=== Figure dataset records ===
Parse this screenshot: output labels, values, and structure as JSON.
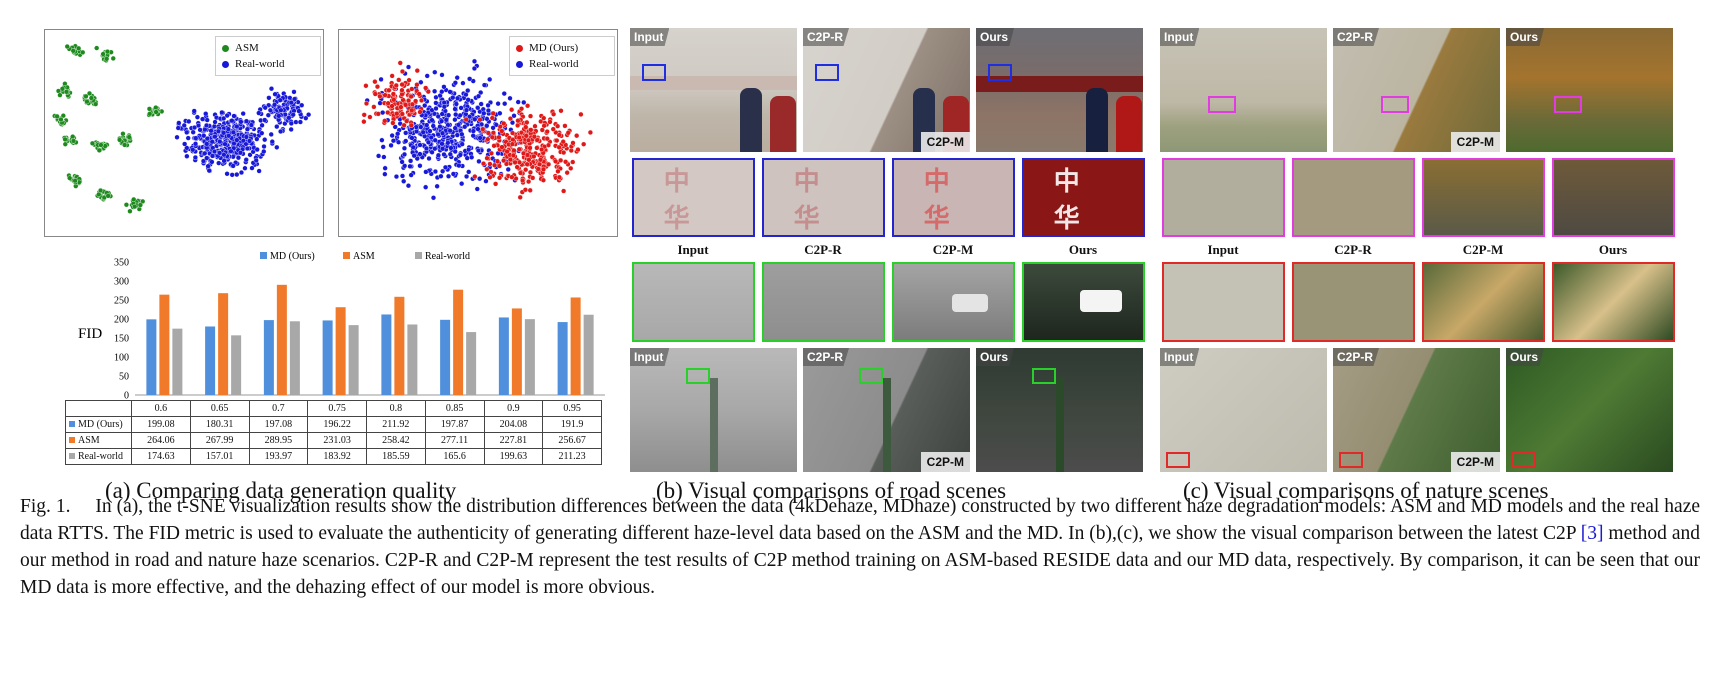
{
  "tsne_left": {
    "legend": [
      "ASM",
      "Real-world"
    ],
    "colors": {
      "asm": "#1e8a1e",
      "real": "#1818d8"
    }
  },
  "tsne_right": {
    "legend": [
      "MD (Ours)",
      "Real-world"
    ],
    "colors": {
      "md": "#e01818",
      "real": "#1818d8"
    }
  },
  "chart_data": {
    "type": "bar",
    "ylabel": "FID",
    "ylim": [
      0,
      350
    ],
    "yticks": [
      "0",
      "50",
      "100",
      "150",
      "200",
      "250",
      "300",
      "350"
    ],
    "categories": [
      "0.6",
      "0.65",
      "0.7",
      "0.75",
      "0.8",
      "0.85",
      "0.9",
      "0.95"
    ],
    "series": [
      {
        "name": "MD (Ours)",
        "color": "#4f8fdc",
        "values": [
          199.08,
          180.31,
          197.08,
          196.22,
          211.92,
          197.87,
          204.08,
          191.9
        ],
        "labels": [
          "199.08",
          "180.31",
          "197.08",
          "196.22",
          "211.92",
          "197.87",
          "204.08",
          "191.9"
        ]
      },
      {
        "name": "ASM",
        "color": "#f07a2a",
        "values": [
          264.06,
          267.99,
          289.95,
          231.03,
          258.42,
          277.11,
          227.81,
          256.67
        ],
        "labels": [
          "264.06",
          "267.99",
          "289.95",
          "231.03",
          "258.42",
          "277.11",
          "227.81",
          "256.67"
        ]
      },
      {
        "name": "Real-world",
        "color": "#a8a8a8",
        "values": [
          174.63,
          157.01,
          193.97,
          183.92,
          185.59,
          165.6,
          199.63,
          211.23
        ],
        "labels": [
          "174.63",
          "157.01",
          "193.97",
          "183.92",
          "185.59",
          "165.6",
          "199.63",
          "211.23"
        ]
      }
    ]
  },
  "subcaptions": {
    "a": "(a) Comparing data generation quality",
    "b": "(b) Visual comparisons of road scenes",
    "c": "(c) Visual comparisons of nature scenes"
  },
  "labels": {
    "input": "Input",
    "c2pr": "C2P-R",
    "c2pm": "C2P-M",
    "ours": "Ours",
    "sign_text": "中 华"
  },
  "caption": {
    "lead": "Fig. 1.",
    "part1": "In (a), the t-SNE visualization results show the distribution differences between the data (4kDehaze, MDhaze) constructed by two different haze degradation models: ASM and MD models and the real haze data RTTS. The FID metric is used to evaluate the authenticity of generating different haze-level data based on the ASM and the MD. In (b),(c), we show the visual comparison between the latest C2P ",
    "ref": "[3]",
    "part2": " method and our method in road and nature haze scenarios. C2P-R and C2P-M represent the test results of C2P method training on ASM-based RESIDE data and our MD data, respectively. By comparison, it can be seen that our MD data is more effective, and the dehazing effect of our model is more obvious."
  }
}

=== Aim ===
Give the number of lines in the listing above that hold the string "name", with nothing else.

=== Task solution ===
3